-- START OF Material for this exercise --

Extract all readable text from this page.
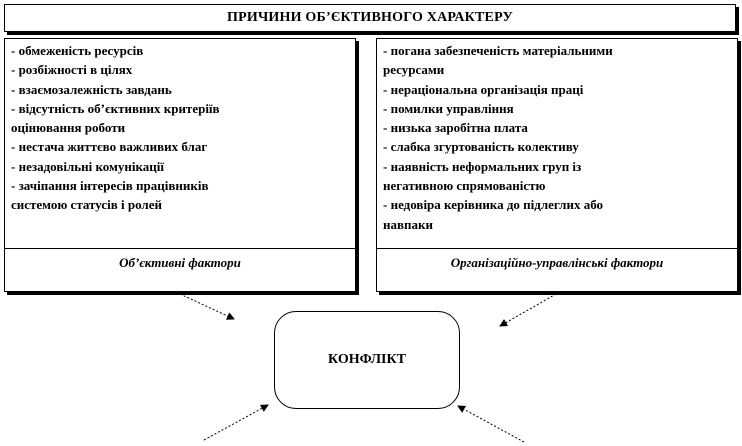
ПРИЧИНИ ОБ’ЄКТИВНОГО ХАРАКТЕРУ
- обмеженість ресурсів
- розбіжності в цілях
- взаємозалежність завдань
- відсутність об’єктивних критеріїв
оцінювання роботи
- нестача життєво важливих благ
- незадовільні комунікації
- зачіпання інтересів працівників
системою статусів і ролей
Об’єктивні фактори
- погана забезпеченість матеріальними
ресурсами
- нераціональна організація праці
- помилки управління
- низька заробітна плата
- слабка згуртованість колективу
- наявність неформальних груп із
негативною спрямованістю
- недовіра керівника до підлеглих або
навпаки
Організаційно-управлінські фактори
КОНФЛІКТ
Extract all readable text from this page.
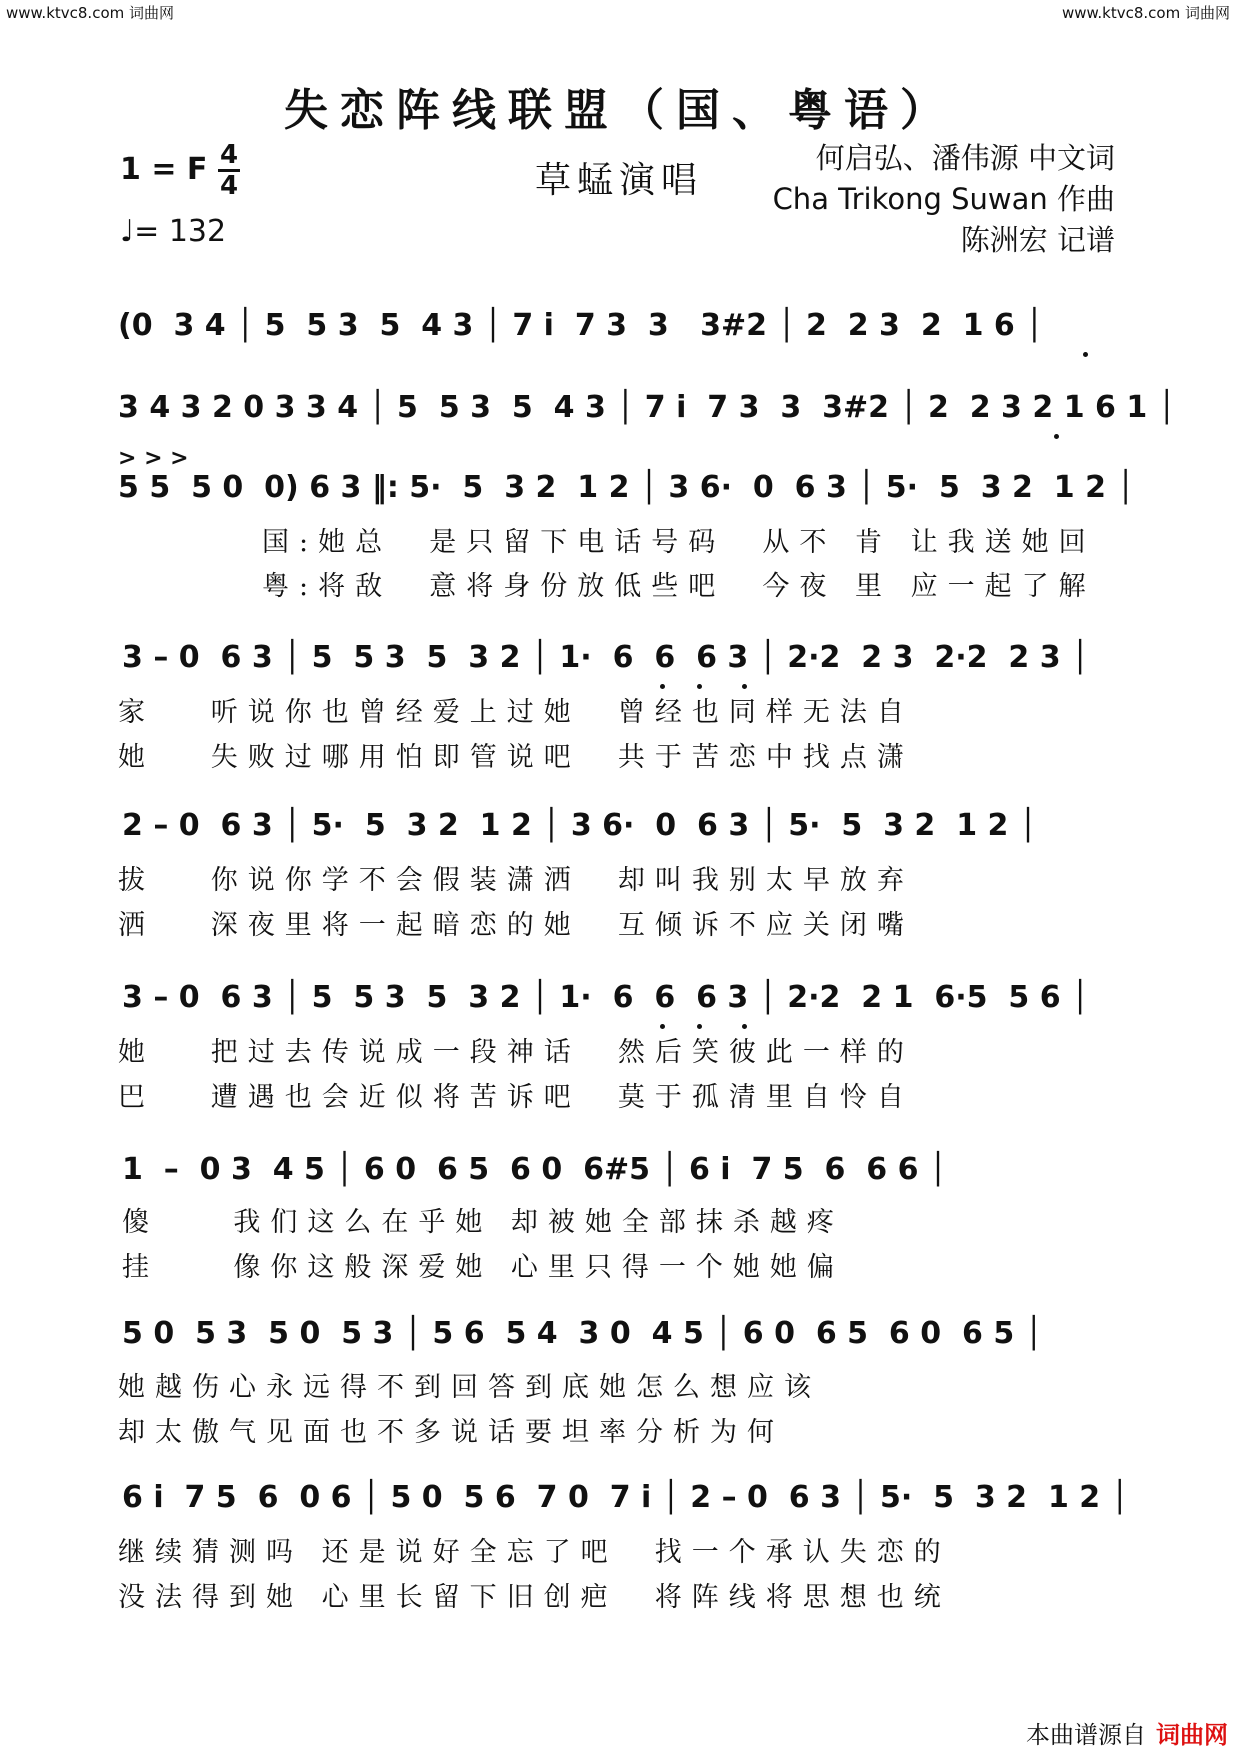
www.ktvc8.com 词曲网	www.ktvc8.com 词曲网
失恋阵线联盟（国、粤语）
1 = F 4
4
♩= 132
草蜢演唱
何启弘、潘伟源 中文词
Cha Trikong Suwan 作曲
陈洲宏 记谱
(0  3 4 │ 5  5 3  5  4 3 │ 7 i  7 3  3   3#2 │ 2  2 3  2  1 6 │
3 4 3 2 0 3 3 4 │ 5  5 3  5  4 3 │ 7 i  7 3  3  3#2 │ 2  2 3 2 1 6 1 │
> > >
5 5  5 0  0) 6 3 ‖: 5·  5  3 2  1 2 │ 3 6·  0  6 3 │ 5·  5  3 2  1 2 │
国:她总  是只留下电话号码  从不 肯 让我送她回
粤:将敌  意将身份放低些吧  今夜 里 应一起了解
3 – 0  6 3 │ 5  5 3  5  3 2 │ 1·  6  6  6 3 │ 2·2  2 3  2·2  2 3 │
家   听说你也曾经爱上过她  曾经也同样无法自
她   失败过哪用怕即管说吧  共于苦恋中找点潇
2 – 0  6 3 │ 5·  5  3 2  1 2 │ 3 6·  0  6 3 │ 5·  5  3 2  1 2 │
拔   你说你学不会假装潇洒  却叫我别太早放弃
洒   深夜里将一起暗恋的她  互倾诉不应关闭嘴
3 – 0  6 3 │ 5  5 3  5  3 2 │ 1·  6  6  6 3 │ 2·2  2 1  6·5  5 6 │
她   把过去传说成一段神话  然后笑彼此一样的
巴   遭遇也会近似将苦诉吧  莫于孤清里自怜自
1  –  0 3  4 5 │ 6 0  6 5  6 0  6#5 │ 6 i  7 5  6  6 6 │
傻    我们这么在乎她 却被她全部抹杀越疼
挂    像你这般深爱她 心里只得一个她她偏
5 0  5 3  5 0  5 3 │ 5 6  5 4  3 0  4 5 │ 6 0  6 5  6 0  6 5 │
她越伤心永远得不到回答到底她怎么想应该
却太傲气见面也不多说话要坦率分析为何
6 i  7 5  6  0 6 │ 5 0  5 6  7 0  7 i │ 2 – 0  6 3 │ 5·  5  3 2  1 2 │
继续猜测吗 还是说好全忘了吧  找一个承认失恋的
没法得到她 心里长留下旧创疤  将阵线将思想也统
本曲谱源自 词曲网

-- END OF Material for this exercise --

■ What this task involves
Return a copy of every line that includes the word "фактори".

■ Right answer
Об’єктивні фактори
Організаційно-управлінські фактори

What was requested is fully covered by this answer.